§ **Exercise details**: Turn the items from the very start through the line containing "200, 291, 327]" into a numbered list, inclusive, leaving out any blank lines.

§ **Data entries**:
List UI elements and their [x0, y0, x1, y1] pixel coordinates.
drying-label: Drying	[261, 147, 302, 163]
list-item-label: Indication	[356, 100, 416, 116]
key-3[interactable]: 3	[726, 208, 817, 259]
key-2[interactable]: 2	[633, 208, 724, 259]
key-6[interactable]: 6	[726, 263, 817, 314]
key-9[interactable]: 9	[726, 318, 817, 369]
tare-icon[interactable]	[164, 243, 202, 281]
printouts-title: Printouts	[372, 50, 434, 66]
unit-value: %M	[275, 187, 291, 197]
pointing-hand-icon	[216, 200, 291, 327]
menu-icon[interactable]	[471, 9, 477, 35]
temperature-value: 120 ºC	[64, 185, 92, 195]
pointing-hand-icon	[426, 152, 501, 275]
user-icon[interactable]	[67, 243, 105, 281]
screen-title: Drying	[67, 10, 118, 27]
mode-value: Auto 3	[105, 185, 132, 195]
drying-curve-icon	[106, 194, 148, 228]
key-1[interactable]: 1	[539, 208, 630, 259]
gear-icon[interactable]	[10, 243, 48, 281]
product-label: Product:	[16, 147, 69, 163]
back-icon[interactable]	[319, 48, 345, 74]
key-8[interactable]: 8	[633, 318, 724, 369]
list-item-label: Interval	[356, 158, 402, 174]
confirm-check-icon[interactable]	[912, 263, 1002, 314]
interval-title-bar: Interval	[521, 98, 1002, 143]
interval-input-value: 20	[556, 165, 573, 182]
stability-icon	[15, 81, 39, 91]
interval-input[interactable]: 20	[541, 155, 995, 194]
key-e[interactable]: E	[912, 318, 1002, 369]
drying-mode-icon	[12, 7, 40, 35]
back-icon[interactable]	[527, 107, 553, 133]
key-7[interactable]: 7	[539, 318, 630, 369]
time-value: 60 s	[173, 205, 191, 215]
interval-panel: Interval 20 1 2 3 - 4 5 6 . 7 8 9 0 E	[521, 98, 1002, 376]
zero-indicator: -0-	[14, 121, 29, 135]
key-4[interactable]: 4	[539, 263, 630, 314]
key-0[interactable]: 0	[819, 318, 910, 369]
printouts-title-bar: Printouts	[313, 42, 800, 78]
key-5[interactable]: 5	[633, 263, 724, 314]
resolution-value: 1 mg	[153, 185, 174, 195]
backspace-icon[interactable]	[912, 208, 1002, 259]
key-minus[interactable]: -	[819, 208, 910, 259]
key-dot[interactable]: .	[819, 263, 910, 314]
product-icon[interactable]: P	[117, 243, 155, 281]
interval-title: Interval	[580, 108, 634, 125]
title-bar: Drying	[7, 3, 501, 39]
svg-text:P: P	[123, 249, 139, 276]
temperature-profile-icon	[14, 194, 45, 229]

§ **Expected output**:
1. List UI elements and their [x0, y0, x1, y1] pixel coordinates.
2. drying-label: Drying	[261, 147, 302, 163]
3. list-item-label: Indication	[356, 100, 416, 116]
4. key-3[interactable]: 3	[726, 208, 817, 259]
5. key-2[interactable]: 2	[633, 208, 724, 259]
6. key-6[interactable]: 6	[726, 263, 817, 314]
7. key-9[interactable]: 9	[726, 318, 817, 369]
8. tare-icon[interactable]	[164, 243, 202, 281]
9. printouts-title: Printouts	[372, 50, 434, 66]
10. unit-value: %M	[275, 187, 291, 197]
11. pointing-hand-icon	[216, 200, 291, 327]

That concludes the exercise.